# [OBJECTIVE]
The records should be repeated word for word, pictures excluded.

Dataset excerpt:

——

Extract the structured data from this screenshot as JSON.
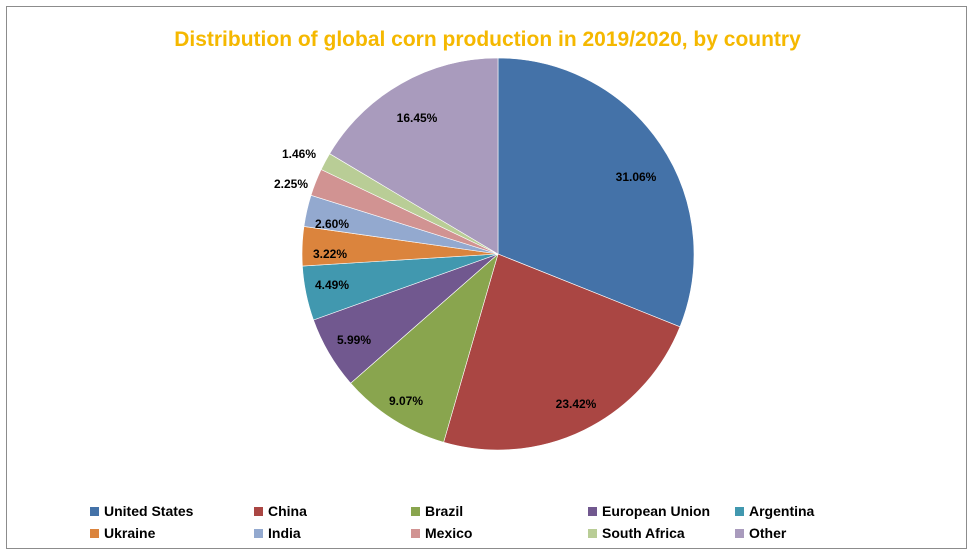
{
  "chart_data": {
    "type": "pie",
    "title": "Distribution of global corn production in 2019/2020,  by country",
    "slices": [
      {
        "name": "United States",
        "value": 31.06,
        "label": "31.06%",
        "color": "#4472a8"
      },
      {
        "name": "China",
        "value": 23.42,
        "label": "23.42%",
        "color": "#aa4643"
      },
      {
        "name": "Brazil",
        "value": 9.07,
        "label": "9.07%",
        "color": "#89a54e"
      },
      {
        "name": "European Union",
        "value": 5.99,
        "label": "5.99%",
        "color": "#71588f"
      },
      {
        "name": "Argentina",
        "value": 4.49,
        "label": "4.49%",
        "color": "#4198af"
      },
      {
        "name": "Ukraine",
        "value": 3.22,
        "label": "3.22%",
        "color": "#db843d"
      },
      {
        "name": "India",
        "value": 2.6,
        "label": "2.60%",
        "color": "#93a9cf"
      },
      {
        "name": "Mexico",
        "value": 2.25,
        "label": "2.25%",
        "color": "#d19392"
      },
      {
        "name": "South Africa",
        "value": 1.46,
        "label": "1.46%",
        "color": "#b9cd96"
      },
      {
        "name": "Other",
        "value": 16.45,
        "label": "16.45%",
        "color": "#a99bbd"
      }
    ],
    "legend_position": "bottom"
  }
}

——

# [SOLUTION]
Extract the structured data from this screenshot as JSON.
{
  "chart_data": {
    "type": "pie",
    "title": "Distribution of global corn production in 2019/2020,  by country",
    "slices": [
      {
        "name": "United States",
        "value": 31.06,
        "label": "31.06%",
        "color": "#4472a8"
      },
      {
        "name": "China",
        "value": 23.42,
        "label": "23.42%",
        "color": "#aa4643"
      },
      {
        "name": "Brazil",
        "value": 9.07,
        "label": "9.07%",
        "color": "#89a54e"
      },
      {
        "name": "European Union",
        "value": 5.99,
        "label": "5.99%",
        "color": "#71588f"
      },
      {
        "name": "Argentina",
        "value": 4.49,
        "label": "4.49%",
        "color": "#4198af"
      },
      {
        "name": "Ukraine",
        "value": 3.22,
        "label": "3.22%",
        "color": "#db843d"
      },
      {
        "name": "India",
        "value": 2.6,
        "label": "2.60%",
        "color": "#93a9cf"
      },
      {
        "name": "Mexico",
        "value": 2.25,
        "label": "2.25%",
        "color": "#d19392"
      },
      {
        "name": "South Africa",
        "value": 1.46,
        "label": "1.46%",
        "color": "#b9cd96"
      },
      {
        "name": "Other",
        "value": 16.45,
        "label": "16.45%",
        "color": "#a99bbd"
      }
    ],
    "legend_position": "bottom"
  }
}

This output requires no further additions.